(Task statement)
Lift out each line of the data that holds "иные".

(Records shown)
------------------------------------
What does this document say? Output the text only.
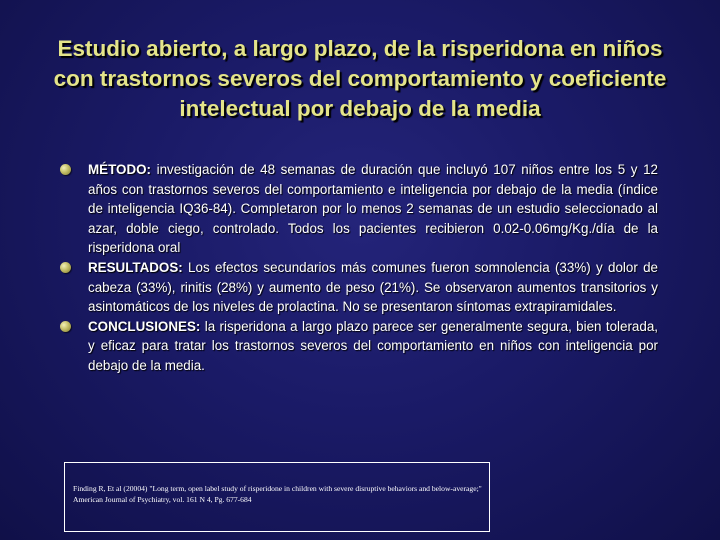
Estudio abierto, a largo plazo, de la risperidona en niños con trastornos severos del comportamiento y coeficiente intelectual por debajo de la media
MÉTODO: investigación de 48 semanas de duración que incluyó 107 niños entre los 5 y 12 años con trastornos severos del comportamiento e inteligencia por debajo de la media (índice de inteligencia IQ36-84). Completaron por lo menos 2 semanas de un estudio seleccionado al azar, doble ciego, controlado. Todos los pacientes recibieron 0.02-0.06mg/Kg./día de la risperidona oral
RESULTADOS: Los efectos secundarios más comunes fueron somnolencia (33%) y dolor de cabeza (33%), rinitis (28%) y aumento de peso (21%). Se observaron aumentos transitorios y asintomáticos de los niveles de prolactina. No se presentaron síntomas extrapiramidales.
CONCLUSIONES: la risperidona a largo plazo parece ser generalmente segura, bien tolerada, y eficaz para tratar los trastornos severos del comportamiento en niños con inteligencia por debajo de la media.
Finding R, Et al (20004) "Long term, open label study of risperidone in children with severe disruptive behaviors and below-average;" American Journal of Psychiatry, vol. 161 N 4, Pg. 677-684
------------------------------------
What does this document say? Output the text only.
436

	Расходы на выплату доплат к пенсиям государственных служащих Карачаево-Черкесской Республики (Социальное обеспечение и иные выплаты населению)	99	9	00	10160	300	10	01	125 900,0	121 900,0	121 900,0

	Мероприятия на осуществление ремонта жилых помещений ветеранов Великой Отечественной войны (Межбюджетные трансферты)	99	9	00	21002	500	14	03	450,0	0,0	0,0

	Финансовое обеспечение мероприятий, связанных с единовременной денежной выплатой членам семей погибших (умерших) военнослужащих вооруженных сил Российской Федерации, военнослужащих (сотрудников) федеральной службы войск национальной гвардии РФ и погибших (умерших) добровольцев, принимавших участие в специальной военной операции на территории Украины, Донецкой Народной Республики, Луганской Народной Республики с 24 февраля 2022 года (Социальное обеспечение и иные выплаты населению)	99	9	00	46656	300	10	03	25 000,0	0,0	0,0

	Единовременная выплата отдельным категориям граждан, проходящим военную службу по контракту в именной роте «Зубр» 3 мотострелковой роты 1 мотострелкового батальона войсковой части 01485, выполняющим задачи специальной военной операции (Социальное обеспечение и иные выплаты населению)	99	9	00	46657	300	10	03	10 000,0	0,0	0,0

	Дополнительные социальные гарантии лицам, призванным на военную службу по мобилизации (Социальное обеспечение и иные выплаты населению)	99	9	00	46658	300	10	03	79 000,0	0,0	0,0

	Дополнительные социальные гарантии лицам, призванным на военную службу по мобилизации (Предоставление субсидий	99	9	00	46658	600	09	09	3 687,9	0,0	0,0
------------------------------------
(Answer below)
	Расходы на выплату доплат к пенсиям государственных служащих Карачаево-Черкесской Республики (Социальное обеспечение и иные выплаты населению)	99	9	00	10160	300	10	01	125 900,0	121 900,0	121 900,0
	Финансовое обеспечение мероприятий, связанных с единовременной денежной выплатой членам семей погибших (умерших) военнослужащих вооруженных сил Российской Федерации, военнослужащих (сотрудников) федеральной службы войск национальной гвардии РФ и погибших (умерших) добровольцев, принимавших участие в специальной военной операции на территории Украины, Донецкой Народной Республики, Луганской Народной Республики с 24 февраля 2022 года (Социальное обеспечение и иные выплаты населению)	99	9	00	46656	300	10	03	25 000,0	0,0	0,0
	Единовременная выплата отдельным категориям граждан, проходящим военную службу по контракту в именной роте «Зубр» 3 мотострелковой роты 1 мотострелкового батальона войсковой части 01485, выполняющим задачи специальной военной операции (Социальное обеспечение и иные выплаты населению)	99	9	00	46657	300	10	03	10 000,0	0,0	0,0
	Дополнительные социальные гарантии лицам, призванным на военную службу по мобилизации (Социальное обеспечение и иные выплаты населению)	99	9	00	46658	300	10	03	79 000,0	0,0	0,0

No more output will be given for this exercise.